**Directions:** Copy nothing but the text: reproduce each line of the listing exactly and leave the pictures out.

**Material for this exercise:**
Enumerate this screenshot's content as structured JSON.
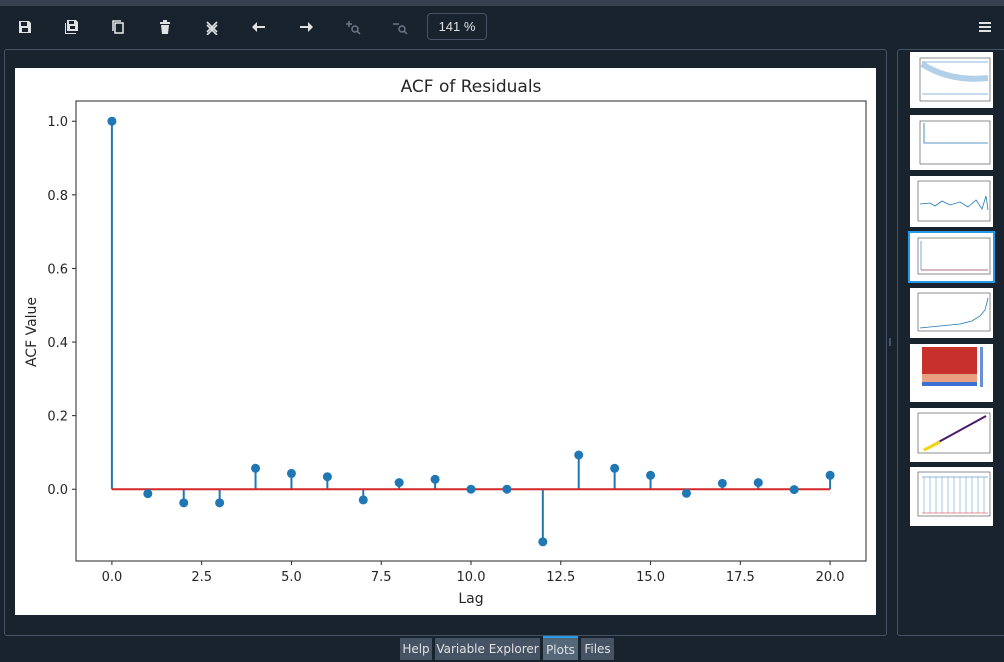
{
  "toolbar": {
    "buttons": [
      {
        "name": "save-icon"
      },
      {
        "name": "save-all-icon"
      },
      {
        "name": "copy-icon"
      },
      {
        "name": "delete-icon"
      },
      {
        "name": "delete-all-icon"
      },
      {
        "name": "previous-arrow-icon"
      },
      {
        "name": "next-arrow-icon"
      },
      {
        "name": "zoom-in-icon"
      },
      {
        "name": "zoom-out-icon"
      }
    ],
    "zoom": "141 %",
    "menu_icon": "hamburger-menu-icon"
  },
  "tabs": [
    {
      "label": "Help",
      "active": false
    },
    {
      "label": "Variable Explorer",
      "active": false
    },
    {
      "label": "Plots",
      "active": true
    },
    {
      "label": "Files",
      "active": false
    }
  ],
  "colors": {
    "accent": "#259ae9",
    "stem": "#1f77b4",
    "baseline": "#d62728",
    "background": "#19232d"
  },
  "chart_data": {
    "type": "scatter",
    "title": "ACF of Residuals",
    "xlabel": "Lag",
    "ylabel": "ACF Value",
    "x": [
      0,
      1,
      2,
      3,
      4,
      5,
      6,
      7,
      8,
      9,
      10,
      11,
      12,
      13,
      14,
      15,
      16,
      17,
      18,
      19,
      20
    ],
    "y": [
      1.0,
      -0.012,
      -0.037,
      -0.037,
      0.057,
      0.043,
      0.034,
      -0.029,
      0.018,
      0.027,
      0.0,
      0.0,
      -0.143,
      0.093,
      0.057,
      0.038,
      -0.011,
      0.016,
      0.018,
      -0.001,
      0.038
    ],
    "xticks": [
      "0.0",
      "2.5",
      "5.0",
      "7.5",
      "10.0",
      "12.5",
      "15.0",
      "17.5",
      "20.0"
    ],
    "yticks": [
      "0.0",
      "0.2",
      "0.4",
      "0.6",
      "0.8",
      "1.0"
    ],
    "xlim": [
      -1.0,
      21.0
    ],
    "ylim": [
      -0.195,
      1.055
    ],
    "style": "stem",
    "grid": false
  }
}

**Worked solution:**
Enumerate this screenshot's content as structured JSON.
{
  "toolbar": {
    "buttons": [
      {
        "name": "save-icon"
      },
      {
        "name": "save-all-icon"
      },
      {
        "name": "copy-icon"
      },
      {
        "name": "delete-icon"
      },
      {
        "name": "delete-all-icon"
      },
      {
        "name": "previous-arrow-icon"
      },
      {
        "name": "next-arrow-icon"
      },
      {
        "name": "zoom-in-icon"
      },
      {
        "name": "zoom-out-icon"
      }
    ],
    "zoom": "141 %",
    "menu_icon": "hamburger-menu-icon"
  },
  "tabs": [
    {
      "label": "Help",
      "active": false
    },
    {
      "label": "Variable Explorer",
      "active": false
    },
    {
      "label": "Plots",
      "active": true
    },
    {
      "label": "Files",
      "active": false
    }
  ],
  "colors": {
    "accent": "#259ae9",
    "stem": "#1f77b4",
    "baseline": "#d62728",
    "background": "#19232d"
  },
  "chart_data": {
    "type": "scatter",
    "title": "ACF of Residuals",
    "xlabel": "Lag",
    "ylabel": "ACF Value",
    "x": [
      0,
      1,
      2,
      3,
      4,
      5,
      6,
      7,
      8,
      9,
      10,
      11,
      12,
      13,
      14,
      15,
      16,
      17,
      18,
      19,
      20
    ],
    "y": [
      1.0,
      -0.012,
      -0.037,
      -0.037,
      0.057,
      0.043,
      0.034,
      -0.029,
      0.018,
      0.027,
      0.0,
      0.0,
      -0.143,
      0.093,
      0.057,
      0.038,
      -0.011,
      0.016,
      0.018,
      -0.001,
      0.038
    ],
    "xticks": [
      "0.0",
      "2.5",
      "5.0",
      "7.5",
      "10.0",
      "12.5",
      "15.0",
      "17.5",
      "20.0"
    ],
    "yticks": [
      "0.0",
      "0.2",
      "0.4",
      "0.6",
      "0.8",
      "1.0"
    ],
    "xlim": [
      -1.0,
      21.0
    ],
    "ylim": [
      -0.195,
      1.055
    ],
    "style": "stem",
    "grid": false
  }
}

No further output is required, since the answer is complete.